**EXERCISE DESCRIPTION**.
Each line that contains the string "наследовании" counts once; report how many such lines appear in the data, as a number only.

INPUT FOR THIS TASK start

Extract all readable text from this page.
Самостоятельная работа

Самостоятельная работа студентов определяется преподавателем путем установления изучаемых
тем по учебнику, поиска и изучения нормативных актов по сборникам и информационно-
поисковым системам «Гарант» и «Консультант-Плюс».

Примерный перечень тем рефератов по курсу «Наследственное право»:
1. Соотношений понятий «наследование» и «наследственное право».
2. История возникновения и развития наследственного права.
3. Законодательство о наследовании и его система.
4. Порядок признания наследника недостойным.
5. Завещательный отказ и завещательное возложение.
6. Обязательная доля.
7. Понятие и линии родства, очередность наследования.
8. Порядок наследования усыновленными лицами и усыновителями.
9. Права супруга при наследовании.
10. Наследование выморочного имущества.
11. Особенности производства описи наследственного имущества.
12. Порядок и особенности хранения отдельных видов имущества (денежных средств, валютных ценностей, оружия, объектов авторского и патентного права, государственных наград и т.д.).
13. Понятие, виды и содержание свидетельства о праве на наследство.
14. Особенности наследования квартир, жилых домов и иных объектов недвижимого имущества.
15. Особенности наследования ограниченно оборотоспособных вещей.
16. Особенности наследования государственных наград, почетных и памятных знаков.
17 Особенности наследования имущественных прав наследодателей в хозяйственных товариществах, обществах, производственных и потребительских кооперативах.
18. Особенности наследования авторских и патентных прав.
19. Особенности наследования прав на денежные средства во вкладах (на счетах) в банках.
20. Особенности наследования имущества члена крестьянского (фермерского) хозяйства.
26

INPUT FOR THIS TASK end

**THE OUTPUT**.
2